» **Required task**
From the records below, give the number of lines that contain the string "code", without any other text.

» **Task data**
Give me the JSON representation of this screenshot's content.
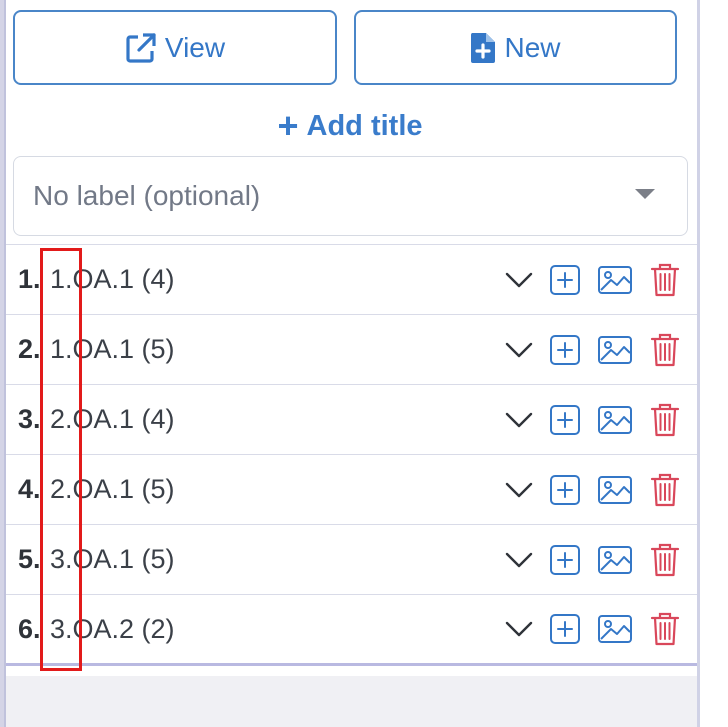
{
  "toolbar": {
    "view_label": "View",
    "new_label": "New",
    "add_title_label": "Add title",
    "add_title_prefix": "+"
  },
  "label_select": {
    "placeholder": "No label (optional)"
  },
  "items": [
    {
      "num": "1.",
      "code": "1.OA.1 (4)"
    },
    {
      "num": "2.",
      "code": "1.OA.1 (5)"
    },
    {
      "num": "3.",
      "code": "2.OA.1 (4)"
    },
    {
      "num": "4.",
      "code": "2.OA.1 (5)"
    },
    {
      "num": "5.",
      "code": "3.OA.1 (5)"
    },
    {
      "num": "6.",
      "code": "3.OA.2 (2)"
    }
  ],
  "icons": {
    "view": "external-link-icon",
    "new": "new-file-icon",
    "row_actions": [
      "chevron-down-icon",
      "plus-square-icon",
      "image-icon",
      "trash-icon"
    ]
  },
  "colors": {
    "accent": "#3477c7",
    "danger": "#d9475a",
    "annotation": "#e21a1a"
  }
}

» **Task response**
6